## Start Provided records

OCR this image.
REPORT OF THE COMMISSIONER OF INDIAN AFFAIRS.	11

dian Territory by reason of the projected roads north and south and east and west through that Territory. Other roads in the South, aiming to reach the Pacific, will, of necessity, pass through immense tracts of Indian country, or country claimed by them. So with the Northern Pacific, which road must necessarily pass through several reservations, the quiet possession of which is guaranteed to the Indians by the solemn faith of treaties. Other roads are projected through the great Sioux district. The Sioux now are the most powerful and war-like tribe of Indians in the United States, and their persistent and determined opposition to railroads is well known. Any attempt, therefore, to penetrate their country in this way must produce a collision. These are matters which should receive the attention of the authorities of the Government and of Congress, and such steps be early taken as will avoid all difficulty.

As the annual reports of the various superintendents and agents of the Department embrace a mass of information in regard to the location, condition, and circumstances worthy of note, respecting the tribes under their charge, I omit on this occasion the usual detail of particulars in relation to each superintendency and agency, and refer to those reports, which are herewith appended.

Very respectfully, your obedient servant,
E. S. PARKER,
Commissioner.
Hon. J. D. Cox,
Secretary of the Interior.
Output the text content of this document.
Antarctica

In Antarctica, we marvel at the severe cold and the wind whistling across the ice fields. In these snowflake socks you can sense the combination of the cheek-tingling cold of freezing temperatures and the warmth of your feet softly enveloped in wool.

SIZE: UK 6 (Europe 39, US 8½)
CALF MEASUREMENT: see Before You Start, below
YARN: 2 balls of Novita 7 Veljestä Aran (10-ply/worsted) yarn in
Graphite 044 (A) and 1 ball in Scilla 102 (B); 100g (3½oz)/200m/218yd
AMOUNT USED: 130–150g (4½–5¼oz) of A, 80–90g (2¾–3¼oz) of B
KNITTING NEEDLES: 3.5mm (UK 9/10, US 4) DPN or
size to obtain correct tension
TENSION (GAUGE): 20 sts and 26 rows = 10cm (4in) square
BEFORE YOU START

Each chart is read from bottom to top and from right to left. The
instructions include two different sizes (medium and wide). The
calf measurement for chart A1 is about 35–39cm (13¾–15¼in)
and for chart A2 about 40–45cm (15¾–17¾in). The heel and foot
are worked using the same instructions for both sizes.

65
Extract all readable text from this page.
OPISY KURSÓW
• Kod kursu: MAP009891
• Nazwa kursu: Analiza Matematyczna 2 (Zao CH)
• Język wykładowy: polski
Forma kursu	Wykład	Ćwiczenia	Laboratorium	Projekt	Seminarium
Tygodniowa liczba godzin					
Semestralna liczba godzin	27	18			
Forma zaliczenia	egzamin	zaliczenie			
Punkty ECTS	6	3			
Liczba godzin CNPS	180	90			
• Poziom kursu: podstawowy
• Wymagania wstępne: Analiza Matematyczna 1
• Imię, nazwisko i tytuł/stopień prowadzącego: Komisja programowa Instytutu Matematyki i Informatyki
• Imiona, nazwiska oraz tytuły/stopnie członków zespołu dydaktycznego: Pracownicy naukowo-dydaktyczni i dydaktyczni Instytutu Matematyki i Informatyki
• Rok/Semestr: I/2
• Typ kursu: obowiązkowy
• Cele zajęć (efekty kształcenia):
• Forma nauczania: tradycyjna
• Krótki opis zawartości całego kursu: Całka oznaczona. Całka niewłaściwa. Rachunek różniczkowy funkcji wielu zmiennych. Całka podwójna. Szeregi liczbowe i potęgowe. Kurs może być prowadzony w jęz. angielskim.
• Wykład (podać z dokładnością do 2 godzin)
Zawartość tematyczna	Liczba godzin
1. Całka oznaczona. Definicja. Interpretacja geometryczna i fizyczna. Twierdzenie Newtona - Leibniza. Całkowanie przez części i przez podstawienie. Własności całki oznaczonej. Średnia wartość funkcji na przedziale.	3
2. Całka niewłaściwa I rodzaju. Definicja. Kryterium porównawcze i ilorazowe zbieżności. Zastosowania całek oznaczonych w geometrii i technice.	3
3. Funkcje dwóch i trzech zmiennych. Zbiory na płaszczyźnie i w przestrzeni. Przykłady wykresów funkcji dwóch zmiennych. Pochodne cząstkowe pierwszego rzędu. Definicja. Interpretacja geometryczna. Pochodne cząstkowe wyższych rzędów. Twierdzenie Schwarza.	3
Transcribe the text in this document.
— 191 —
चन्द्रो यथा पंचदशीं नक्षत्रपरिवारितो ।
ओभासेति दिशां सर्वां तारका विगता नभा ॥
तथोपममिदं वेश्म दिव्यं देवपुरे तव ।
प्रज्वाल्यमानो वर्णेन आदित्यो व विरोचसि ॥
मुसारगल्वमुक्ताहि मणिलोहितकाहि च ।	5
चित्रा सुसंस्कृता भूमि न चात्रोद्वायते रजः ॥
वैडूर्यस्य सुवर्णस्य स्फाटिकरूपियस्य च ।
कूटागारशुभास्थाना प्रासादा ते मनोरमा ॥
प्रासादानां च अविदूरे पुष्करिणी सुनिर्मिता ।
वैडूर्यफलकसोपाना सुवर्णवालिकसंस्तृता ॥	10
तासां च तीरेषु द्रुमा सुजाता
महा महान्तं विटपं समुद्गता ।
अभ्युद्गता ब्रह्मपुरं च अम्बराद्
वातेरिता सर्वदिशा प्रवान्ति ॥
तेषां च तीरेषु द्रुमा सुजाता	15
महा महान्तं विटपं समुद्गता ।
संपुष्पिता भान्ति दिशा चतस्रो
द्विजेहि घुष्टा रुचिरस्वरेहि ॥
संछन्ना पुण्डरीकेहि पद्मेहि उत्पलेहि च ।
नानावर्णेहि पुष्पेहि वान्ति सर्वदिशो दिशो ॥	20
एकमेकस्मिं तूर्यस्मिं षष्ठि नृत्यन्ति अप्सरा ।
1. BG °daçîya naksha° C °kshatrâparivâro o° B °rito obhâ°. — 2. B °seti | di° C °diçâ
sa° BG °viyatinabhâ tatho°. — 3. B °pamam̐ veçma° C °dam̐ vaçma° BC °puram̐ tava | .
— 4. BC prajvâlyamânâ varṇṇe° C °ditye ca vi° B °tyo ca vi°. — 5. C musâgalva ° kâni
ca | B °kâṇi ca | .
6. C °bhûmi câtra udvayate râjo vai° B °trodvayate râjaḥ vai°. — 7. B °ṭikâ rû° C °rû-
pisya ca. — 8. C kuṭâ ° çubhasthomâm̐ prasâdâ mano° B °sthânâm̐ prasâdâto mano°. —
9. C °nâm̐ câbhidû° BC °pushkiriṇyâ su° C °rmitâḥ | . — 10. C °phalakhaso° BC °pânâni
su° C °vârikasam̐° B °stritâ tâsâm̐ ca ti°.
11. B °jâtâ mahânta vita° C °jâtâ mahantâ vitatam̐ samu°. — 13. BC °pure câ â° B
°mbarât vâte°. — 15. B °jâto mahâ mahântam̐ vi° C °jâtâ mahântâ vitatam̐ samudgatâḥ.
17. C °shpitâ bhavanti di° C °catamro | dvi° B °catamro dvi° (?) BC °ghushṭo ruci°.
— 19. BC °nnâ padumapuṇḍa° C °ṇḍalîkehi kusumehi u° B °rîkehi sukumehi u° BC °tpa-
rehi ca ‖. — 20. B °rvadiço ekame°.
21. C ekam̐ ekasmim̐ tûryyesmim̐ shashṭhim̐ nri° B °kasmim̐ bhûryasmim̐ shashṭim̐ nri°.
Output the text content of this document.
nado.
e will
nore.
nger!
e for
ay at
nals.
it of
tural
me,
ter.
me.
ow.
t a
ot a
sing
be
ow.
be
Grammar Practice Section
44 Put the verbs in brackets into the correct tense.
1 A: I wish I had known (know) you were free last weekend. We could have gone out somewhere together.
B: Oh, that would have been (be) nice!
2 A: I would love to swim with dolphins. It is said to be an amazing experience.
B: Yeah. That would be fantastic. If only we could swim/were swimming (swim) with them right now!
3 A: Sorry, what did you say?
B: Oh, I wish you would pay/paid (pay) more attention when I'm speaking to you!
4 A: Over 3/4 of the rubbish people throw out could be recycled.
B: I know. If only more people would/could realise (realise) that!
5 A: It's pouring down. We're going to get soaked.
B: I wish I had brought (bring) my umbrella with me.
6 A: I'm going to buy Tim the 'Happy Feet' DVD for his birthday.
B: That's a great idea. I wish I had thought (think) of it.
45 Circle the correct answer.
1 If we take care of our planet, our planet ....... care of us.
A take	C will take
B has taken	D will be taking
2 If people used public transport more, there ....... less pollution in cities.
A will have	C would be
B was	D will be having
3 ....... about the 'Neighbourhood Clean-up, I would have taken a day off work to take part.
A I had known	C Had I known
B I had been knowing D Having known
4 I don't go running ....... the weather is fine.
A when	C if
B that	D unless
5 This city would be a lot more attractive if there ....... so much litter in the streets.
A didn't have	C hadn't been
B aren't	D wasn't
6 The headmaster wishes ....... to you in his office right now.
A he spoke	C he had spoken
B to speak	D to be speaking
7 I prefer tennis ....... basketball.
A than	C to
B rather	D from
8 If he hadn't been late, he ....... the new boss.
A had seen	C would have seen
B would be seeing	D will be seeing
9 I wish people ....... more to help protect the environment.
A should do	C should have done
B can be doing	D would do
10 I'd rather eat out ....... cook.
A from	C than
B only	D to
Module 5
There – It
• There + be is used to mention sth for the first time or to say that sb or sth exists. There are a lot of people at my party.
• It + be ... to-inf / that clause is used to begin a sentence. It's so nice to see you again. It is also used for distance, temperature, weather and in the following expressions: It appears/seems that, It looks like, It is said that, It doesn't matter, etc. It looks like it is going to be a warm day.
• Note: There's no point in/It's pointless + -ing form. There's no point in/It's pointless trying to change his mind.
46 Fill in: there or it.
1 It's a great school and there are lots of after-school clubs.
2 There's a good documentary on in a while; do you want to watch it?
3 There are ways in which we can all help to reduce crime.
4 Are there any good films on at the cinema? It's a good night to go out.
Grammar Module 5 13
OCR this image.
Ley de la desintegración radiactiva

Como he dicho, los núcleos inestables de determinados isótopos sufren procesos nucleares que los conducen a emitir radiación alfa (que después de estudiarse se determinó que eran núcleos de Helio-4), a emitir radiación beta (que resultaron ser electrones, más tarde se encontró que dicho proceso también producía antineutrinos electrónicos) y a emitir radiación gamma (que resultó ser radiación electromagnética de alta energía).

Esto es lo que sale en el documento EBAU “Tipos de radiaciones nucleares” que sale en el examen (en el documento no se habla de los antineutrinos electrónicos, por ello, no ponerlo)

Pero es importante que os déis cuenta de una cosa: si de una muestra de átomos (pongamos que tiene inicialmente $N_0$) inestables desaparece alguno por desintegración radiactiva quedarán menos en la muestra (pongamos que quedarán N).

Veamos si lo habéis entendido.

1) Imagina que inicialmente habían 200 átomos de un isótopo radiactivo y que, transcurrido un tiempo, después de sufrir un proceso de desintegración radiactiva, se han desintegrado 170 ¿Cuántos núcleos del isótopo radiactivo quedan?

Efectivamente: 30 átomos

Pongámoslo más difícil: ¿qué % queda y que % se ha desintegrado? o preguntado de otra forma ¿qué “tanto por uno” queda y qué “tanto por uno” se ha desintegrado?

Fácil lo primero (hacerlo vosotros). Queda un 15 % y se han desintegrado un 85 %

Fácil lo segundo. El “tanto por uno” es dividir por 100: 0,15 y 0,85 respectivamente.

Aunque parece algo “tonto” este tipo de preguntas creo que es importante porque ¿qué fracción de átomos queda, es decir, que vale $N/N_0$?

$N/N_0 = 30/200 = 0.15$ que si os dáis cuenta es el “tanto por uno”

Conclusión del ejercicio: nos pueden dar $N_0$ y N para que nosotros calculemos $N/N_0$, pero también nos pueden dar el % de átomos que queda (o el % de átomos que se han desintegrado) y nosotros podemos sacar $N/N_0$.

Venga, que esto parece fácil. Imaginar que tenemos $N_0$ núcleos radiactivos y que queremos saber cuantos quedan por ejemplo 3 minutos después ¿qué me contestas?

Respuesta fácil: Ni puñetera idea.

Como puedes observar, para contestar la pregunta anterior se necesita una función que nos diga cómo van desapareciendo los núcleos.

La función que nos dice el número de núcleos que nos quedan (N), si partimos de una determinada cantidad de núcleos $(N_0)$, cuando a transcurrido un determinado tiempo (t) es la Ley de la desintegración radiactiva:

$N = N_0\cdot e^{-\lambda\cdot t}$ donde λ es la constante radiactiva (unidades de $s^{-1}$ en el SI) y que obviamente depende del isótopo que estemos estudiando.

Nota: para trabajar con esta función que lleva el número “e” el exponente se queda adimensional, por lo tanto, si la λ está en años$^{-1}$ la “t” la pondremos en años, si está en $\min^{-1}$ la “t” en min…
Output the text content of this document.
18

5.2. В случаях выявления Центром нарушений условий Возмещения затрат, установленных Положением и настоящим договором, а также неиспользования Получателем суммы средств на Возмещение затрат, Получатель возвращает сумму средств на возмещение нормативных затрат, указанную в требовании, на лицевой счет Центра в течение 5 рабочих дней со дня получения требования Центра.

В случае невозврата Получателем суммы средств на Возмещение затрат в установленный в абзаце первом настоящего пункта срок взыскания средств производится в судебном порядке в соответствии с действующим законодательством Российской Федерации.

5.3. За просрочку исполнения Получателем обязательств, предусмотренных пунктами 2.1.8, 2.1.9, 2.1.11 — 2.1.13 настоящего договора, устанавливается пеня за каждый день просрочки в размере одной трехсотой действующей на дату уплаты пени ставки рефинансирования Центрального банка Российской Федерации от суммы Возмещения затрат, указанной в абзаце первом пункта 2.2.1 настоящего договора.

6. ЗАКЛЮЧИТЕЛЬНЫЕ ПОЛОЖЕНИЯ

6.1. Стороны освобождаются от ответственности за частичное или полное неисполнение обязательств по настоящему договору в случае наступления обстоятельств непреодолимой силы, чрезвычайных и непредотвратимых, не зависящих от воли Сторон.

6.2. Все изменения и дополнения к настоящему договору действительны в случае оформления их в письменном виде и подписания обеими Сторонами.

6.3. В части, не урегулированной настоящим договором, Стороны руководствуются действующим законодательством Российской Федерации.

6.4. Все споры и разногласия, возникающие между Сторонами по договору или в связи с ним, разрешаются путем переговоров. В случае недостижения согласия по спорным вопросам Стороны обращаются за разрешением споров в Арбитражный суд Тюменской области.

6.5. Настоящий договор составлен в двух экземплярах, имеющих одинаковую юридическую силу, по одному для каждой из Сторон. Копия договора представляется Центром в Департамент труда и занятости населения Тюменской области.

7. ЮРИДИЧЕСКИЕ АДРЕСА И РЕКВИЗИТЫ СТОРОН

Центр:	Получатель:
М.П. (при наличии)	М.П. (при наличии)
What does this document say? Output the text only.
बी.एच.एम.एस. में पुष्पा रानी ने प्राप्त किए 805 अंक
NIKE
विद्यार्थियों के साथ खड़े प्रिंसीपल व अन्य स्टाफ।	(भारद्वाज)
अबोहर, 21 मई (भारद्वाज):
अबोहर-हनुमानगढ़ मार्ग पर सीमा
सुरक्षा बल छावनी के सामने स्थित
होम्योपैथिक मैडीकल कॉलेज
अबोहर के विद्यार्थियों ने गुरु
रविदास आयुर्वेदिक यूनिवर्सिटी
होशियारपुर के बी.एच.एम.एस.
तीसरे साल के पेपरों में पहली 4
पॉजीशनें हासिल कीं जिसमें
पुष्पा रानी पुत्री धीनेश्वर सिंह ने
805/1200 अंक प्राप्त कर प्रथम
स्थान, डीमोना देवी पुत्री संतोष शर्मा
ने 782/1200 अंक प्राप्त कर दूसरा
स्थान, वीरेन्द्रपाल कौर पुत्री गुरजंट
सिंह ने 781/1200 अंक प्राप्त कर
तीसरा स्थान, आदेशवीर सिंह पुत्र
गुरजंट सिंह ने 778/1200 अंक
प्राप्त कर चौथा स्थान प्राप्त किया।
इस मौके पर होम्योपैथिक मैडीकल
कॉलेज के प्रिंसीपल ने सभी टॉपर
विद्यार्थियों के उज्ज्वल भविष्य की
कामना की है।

## End Provided records

- Task -
Show, from the material above, each line that includes the string "Grammar".

- Written solution -
Grammar Practice Section
Grammar Module 5 13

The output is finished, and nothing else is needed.